_STATED GOAL_.
Identify, in the records below, every line where the string "представлено" appears, and copy each such line.

_ITEMS_.
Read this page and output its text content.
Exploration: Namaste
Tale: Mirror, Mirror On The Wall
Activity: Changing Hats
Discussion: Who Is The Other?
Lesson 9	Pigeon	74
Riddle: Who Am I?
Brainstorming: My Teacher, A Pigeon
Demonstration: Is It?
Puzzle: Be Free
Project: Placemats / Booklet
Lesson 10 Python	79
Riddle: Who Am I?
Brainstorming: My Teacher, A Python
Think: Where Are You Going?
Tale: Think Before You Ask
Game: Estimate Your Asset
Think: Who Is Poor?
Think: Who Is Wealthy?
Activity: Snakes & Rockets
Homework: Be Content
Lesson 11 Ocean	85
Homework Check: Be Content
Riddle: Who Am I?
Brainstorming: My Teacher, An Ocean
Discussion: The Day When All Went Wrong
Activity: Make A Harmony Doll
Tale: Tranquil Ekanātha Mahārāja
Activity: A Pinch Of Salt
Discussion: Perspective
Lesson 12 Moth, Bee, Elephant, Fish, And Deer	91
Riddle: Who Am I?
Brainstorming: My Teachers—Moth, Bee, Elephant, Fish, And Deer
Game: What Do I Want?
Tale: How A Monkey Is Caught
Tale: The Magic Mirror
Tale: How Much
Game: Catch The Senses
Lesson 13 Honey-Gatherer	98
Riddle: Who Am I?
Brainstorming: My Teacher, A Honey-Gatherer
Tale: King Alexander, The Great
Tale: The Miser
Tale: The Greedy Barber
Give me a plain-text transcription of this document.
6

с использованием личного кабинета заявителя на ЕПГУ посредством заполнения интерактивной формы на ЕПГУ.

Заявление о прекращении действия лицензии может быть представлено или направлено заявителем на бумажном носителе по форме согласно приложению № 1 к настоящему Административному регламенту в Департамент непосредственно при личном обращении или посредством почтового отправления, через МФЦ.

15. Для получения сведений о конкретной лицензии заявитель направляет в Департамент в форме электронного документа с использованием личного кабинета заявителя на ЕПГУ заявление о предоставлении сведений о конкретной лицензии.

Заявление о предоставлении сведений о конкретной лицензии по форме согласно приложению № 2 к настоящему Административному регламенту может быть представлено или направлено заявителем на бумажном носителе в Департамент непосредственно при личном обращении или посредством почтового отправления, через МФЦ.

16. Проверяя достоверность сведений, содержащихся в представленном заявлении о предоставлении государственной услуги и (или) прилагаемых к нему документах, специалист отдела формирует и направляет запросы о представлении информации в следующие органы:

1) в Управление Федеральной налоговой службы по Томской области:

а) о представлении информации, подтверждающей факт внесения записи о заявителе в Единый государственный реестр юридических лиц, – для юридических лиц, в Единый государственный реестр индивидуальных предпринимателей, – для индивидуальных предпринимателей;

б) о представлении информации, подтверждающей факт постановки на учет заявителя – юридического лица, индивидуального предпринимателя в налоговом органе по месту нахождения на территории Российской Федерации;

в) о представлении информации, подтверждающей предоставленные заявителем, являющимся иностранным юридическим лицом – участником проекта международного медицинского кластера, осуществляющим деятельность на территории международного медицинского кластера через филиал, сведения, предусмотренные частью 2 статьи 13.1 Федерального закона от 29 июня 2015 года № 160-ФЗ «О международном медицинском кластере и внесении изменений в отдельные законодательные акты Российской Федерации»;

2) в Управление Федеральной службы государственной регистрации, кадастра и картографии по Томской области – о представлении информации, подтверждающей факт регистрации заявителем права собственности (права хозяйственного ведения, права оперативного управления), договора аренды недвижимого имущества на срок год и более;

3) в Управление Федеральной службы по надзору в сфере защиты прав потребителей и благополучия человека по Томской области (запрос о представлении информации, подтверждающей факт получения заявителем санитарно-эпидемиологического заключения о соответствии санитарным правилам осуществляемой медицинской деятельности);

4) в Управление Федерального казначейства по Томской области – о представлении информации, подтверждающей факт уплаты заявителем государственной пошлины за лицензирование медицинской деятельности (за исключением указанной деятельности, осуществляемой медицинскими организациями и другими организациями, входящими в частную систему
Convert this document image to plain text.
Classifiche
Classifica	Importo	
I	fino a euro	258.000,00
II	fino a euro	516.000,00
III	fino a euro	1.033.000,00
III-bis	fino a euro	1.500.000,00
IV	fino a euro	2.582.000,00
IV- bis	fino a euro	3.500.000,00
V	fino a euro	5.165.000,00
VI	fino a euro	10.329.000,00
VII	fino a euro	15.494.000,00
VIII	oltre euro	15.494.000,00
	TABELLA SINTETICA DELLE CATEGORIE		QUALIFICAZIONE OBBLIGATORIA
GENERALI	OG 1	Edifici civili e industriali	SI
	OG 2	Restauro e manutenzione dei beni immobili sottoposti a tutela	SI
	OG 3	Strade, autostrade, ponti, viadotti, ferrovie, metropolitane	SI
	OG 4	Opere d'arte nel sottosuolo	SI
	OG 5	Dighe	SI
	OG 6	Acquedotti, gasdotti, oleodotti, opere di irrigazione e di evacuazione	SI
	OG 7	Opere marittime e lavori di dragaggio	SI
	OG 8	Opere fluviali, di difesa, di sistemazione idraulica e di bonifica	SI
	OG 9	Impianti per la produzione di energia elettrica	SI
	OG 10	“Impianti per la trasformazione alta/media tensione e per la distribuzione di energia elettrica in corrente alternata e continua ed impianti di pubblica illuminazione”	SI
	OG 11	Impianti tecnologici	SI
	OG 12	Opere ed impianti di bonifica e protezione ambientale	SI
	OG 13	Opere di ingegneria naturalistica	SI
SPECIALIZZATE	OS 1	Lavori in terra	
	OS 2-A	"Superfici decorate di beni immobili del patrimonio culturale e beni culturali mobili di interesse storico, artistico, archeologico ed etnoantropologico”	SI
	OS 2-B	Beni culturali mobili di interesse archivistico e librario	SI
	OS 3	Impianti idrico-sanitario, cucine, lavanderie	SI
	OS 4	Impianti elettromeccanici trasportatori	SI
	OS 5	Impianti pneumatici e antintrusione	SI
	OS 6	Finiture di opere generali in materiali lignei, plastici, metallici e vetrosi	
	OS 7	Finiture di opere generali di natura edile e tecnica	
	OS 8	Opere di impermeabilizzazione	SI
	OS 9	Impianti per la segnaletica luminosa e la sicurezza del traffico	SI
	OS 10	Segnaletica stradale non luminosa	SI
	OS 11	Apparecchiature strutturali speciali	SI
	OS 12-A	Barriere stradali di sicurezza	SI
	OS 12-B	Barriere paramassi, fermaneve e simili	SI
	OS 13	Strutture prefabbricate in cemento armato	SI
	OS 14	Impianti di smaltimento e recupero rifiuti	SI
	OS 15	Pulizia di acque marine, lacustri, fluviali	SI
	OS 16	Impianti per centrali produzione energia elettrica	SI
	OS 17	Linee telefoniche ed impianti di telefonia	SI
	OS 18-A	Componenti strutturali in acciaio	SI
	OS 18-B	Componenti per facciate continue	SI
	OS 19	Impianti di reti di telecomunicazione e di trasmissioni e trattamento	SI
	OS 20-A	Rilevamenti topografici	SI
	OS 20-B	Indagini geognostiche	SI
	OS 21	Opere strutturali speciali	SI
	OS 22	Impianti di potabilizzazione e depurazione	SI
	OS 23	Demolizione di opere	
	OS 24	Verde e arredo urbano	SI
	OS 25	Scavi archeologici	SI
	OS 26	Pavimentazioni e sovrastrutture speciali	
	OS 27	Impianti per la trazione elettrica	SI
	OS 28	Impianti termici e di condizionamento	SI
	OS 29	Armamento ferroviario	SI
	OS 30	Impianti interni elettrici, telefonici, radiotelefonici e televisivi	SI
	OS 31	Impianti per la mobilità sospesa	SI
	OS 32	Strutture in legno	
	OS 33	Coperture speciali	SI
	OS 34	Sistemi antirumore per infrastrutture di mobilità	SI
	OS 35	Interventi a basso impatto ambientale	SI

_RESULT OF THIS EXERCISE_.
Заявление о прекращении действия лицензии может быть представлено или направлено заявителем на бумажном носителе по форме согласно приложению № 1 к настоящему Административному регламенту в Департамент непосредственно при личном обращении или посредством почтового отправления, через МФЦ.
Заявление о предоставлении сведений о конкретной лицензии по форме согласно приложению № 2 к настоящему Административному регламенту может быть представлено или направлено заявителем на бумажном носителе в Департамент непосредственно при личном обращении или посредством почтового отправления, через МФЦ.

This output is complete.